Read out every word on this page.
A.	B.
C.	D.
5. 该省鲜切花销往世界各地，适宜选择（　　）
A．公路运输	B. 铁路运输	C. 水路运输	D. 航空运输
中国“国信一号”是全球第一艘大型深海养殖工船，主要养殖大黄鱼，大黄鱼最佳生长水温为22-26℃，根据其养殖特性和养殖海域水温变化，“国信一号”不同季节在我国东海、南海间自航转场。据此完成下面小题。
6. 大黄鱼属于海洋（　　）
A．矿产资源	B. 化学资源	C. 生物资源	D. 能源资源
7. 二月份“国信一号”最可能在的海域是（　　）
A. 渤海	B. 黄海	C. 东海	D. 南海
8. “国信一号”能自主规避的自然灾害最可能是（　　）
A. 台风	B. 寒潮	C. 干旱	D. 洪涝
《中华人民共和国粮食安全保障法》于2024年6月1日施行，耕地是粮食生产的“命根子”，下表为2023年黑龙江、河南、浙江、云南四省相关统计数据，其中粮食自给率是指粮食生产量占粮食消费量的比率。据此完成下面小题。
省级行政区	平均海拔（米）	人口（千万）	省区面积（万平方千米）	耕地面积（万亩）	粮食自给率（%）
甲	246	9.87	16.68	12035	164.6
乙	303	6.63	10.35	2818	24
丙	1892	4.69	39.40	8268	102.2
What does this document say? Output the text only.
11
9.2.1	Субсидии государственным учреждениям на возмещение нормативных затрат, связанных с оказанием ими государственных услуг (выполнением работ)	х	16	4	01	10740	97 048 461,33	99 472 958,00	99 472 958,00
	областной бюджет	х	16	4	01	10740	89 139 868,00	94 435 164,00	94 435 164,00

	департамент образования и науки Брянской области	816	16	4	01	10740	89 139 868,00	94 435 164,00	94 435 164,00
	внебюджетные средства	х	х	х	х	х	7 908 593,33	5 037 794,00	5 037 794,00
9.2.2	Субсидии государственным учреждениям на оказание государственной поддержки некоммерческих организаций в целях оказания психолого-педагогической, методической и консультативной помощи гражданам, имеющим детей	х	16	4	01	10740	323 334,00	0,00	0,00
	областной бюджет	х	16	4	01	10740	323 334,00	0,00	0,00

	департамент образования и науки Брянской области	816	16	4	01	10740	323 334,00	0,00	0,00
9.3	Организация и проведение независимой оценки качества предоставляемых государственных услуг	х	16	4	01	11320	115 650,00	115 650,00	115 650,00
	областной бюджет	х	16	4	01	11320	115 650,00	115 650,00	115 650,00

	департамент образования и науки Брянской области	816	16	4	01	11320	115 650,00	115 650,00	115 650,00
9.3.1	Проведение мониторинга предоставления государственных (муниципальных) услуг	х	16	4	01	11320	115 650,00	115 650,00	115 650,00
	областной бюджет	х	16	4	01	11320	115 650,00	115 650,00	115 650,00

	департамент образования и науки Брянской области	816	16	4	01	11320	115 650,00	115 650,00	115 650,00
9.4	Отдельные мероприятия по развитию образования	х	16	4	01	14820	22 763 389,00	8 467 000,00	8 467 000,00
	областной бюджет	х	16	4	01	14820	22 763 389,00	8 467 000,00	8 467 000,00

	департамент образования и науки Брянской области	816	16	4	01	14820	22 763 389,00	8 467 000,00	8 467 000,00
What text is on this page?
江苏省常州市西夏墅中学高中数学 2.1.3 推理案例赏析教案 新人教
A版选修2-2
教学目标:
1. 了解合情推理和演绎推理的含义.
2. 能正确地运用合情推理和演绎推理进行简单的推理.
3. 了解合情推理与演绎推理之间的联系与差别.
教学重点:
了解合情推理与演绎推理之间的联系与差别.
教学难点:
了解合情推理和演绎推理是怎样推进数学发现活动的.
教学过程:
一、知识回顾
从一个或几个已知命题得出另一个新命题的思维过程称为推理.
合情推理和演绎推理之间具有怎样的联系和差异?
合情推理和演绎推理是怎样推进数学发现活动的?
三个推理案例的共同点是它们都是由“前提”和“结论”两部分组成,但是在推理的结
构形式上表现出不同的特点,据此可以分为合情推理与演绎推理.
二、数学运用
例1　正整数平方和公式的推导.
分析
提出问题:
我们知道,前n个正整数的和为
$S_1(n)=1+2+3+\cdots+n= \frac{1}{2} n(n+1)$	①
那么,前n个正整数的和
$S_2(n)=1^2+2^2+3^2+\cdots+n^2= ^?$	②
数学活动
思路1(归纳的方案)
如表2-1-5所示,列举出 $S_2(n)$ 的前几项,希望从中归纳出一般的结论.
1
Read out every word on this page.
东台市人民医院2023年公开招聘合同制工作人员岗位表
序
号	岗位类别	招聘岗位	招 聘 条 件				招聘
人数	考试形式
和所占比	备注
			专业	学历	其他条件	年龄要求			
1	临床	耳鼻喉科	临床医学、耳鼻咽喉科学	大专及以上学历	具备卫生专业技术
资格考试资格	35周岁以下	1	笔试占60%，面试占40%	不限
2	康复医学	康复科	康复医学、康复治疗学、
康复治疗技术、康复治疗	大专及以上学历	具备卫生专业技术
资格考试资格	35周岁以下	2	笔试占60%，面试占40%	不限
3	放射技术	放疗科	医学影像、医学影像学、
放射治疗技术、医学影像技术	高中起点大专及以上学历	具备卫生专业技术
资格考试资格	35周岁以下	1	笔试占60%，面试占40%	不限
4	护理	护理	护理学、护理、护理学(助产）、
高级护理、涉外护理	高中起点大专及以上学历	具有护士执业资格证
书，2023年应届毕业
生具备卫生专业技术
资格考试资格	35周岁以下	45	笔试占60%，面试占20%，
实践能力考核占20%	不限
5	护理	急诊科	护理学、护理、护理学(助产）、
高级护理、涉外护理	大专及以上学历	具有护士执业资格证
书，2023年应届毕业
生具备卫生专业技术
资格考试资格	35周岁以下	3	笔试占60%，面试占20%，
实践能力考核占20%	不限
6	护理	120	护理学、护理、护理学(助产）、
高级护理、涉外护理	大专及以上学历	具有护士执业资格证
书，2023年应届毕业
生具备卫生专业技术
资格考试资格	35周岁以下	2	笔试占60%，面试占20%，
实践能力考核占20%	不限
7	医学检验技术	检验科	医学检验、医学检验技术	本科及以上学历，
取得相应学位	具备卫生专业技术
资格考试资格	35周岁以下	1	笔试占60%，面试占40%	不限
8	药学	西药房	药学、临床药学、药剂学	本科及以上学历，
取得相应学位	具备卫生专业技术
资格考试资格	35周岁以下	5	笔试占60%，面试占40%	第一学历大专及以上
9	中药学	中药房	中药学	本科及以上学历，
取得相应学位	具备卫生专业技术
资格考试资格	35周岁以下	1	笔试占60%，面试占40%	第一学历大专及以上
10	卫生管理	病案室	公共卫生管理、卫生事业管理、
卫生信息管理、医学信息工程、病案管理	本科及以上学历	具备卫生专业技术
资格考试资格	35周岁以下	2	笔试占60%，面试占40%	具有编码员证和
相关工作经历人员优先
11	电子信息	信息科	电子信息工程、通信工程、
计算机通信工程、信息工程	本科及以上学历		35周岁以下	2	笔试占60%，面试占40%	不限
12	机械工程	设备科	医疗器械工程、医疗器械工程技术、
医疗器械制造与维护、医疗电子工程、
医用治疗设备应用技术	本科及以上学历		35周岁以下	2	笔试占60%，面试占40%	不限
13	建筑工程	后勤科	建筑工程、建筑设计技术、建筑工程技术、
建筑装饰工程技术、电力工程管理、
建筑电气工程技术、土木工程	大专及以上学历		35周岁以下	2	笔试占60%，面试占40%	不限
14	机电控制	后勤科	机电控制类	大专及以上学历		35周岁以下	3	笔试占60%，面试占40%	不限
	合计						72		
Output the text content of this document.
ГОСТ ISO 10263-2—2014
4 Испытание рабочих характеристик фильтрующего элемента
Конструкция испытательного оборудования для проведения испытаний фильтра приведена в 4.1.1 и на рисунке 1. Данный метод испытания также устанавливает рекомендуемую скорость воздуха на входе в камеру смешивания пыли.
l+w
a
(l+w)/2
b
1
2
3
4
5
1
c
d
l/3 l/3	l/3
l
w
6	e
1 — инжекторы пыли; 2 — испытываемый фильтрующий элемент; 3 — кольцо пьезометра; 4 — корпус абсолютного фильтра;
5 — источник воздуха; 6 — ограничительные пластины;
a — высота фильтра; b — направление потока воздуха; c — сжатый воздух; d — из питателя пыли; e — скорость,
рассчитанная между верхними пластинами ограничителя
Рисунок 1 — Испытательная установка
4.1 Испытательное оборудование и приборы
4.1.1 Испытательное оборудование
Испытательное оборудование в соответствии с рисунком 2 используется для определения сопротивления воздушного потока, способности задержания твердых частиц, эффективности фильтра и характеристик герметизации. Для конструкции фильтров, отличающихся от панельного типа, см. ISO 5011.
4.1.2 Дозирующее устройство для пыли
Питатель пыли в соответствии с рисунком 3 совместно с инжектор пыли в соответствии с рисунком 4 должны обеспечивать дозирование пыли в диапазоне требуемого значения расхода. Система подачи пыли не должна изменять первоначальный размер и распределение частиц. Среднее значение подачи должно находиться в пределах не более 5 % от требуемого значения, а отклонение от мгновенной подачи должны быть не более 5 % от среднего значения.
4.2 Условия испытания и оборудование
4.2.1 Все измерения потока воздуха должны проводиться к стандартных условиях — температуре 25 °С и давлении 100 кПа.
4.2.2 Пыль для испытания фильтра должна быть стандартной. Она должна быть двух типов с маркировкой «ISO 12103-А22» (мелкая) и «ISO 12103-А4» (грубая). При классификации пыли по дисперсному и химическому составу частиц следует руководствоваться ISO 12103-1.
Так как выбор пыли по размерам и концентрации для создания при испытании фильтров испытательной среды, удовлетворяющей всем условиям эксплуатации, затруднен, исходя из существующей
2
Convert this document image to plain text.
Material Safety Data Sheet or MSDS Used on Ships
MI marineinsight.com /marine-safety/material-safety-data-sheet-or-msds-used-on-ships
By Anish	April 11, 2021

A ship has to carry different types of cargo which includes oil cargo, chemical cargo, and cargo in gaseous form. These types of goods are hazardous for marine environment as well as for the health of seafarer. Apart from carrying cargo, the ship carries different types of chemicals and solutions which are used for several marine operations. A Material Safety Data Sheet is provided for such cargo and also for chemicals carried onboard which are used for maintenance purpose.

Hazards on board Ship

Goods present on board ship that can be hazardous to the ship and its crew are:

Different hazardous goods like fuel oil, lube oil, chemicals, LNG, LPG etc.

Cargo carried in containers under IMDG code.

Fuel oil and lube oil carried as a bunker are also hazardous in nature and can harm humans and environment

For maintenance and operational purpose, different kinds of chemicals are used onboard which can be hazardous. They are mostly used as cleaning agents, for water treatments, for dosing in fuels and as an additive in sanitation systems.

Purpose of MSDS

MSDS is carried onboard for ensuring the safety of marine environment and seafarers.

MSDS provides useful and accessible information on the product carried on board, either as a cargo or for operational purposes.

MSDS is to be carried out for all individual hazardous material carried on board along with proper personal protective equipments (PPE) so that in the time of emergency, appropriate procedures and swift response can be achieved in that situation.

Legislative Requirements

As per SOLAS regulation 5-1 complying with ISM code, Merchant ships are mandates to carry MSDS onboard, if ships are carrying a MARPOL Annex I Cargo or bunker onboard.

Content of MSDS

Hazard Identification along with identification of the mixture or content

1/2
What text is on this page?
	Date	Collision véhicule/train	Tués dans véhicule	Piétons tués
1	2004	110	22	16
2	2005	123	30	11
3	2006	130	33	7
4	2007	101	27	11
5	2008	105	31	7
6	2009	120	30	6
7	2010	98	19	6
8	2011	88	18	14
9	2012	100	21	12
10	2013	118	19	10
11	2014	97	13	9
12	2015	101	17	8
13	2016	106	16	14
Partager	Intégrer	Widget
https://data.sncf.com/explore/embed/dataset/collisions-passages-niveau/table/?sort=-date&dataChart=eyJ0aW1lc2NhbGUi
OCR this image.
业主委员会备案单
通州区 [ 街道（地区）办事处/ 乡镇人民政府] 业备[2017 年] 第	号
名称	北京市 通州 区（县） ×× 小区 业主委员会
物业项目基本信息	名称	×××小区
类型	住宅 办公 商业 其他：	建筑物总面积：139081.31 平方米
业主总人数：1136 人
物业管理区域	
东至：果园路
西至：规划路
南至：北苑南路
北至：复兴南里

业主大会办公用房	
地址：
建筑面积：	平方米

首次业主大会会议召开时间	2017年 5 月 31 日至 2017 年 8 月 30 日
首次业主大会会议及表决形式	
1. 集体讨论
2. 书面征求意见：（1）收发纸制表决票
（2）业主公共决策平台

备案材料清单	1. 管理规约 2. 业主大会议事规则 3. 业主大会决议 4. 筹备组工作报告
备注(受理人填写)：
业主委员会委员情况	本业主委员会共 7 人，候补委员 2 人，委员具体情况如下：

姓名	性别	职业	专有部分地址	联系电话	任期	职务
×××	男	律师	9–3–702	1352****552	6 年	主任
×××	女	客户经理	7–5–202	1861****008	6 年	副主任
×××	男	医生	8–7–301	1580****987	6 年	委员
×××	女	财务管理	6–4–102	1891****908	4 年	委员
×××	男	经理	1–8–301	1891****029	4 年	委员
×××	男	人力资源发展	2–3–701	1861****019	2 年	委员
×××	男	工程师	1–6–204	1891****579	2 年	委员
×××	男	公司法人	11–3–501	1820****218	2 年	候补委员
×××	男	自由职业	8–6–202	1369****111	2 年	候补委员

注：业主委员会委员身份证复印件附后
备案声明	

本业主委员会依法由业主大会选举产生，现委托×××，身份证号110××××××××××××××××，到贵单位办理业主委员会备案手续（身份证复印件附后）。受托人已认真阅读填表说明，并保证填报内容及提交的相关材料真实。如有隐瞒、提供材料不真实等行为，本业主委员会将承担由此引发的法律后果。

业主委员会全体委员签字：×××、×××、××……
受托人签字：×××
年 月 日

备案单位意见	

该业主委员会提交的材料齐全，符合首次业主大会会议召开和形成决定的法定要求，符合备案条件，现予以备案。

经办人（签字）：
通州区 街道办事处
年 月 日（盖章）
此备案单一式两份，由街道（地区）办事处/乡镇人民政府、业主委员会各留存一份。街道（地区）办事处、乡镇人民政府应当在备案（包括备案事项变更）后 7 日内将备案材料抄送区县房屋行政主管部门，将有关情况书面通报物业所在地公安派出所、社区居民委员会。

> **Instructions for the task**:
Copy every single line of the material above that holds "учреждениям".

> **Exercise output**:
9.2.1	Субсидии государственным учреждениям на возмещение нормативных затрат, связанных с оказанием ими государственных услуг (выполнением работ)	х	16	4	01	10740	97 048 461,33	99 472 958,00	99 472 958,00
9.2.2	Субсидии государственным учреждениям на оказание государственной поддержки некоммерческих организаций в целях оказания психолого-педагогической, методической и консультативной помощи гражданам, имеющим детей	х	16	4	01	10740	323 334,00	0,00	0,00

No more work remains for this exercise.